--- start ---

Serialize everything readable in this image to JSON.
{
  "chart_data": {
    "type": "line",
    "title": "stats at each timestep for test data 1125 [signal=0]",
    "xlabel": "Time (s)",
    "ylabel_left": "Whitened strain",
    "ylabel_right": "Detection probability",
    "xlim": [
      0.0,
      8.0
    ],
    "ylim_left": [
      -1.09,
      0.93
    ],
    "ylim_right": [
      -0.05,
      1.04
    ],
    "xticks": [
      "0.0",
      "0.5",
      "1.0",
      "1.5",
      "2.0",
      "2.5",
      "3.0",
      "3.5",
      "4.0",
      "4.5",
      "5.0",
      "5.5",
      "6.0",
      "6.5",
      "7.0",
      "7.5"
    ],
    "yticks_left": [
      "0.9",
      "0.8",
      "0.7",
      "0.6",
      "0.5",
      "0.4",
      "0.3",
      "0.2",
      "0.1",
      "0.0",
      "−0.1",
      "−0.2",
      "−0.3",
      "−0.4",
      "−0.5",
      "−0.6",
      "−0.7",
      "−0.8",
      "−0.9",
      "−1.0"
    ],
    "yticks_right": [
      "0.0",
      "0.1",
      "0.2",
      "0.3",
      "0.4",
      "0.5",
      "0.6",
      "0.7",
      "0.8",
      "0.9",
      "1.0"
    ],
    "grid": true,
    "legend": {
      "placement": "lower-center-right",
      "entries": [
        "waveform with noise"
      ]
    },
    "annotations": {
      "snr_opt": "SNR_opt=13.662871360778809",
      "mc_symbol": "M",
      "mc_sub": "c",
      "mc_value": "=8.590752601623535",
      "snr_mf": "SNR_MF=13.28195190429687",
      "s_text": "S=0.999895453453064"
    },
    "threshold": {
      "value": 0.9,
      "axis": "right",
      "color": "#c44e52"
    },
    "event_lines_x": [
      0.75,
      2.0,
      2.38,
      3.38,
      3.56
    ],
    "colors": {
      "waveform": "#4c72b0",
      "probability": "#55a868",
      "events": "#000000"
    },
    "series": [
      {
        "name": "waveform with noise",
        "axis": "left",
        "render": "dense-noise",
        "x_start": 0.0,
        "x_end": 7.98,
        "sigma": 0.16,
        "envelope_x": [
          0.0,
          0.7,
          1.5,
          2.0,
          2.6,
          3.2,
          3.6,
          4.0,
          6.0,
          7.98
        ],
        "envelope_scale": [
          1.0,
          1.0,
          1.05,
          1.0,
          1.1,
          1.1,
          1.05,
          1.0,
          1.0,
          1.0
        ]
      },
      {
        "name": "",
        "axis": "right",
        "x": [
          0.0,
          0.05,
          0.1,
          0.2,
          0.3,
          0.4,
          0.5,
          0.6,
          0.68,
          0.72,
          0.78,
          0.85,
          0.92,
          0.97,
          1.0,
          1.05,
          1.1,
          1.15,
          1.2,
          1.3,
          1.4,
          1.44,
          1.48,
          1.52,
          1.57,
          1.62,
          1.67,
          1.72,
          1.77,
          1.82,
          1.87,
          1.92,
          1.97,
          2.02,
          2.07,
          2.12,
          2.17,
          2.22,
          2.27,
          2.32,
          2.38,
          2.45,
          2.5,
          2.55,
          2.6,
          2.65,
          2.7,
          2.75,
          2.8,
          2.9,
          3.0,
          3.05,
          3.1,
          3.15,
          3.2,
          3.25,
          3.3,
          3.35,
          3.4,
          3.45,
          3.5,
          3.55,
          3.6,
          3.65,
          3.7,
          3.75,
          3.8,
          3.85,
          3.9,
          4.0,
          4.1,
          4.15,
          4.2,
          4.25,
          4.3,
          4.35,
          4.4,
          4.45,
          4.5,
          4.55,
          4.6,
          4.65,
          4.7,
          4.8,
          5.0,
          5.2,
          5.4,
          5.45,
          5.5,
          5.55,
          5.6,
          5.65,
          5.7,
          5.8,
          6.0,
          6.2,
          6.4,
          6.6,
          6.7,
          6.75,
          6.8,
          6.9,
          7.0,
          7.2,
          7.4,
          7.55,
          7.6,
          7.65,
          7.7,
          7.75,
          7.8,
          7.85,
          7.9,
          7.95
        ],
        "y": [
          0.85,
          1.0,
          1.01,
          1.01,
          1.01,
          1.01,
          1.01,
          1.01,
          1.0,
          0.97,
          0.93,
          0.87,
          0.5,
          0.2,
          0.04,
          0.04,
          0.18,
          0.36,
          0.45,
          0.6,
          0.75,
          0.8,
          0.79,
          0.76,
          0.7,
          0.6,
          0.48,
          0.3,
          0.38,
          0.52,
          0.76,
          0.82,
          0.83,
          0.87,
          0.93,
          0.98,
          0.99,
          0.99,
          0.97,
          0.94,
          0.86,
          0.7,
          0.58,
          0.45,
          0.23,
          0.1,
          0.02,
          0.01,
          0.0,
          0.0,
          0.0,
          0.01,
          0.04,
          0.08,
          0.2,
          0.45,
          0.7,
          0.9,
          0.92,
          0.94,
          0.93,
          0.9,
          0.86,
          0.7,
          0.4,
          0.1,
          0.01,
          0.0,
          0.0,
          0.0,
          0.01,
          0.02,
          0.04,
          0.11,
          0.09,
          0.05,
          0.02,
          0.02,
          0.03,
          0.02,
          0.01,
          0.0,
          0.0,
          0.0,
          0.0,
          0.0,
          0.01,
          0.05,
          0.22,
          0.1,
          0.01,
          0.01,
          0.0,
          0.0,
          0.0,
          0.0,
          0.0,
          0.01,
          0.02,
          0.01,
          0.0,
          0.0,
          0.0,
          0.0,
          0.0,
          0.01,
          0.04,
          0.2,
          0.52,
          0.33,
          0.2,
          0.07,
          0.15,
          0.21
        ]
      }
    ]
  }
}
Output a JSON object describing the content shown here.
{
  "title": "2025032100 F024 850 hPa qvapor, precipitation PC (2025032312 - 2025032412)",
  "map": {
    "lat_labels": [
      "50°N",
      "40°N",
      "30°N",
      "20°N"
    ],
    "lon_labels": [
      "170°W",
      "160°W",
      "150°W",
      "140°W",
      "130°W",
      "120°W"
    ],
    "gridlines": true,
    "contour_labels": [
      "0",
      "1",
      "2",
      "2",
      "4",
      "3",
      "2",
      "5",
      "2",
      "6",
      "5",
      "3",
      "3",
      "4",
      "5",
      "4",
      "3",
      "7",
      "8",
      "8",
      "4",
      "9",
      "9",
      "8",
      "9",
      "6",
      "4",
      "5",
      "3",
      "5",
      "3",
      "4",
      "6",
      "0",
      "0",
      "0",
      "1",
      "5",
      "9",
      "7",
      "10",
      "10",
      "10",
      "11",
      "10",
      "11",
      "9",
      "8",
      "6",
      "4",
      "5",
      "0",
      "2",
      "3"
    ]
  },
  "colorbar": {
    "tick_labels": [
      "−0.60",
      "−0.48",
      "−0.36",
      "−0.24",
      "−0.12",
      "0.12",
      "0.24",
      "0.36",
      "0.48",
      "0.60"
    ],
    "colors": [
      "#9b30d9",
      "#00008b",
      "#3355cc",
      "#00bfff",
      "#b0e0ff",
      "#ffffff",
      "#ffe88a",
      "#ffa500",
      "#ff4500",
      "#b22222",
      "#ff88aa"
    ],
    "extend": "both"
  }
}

--- end ---

▸ Problem statement:
Find the string "noise" in the listing and return every line that holds it.

▸ Answer to the problem:
        "waveform with noise"
        "name": "waveform with noise",
        "render": "dense-noise",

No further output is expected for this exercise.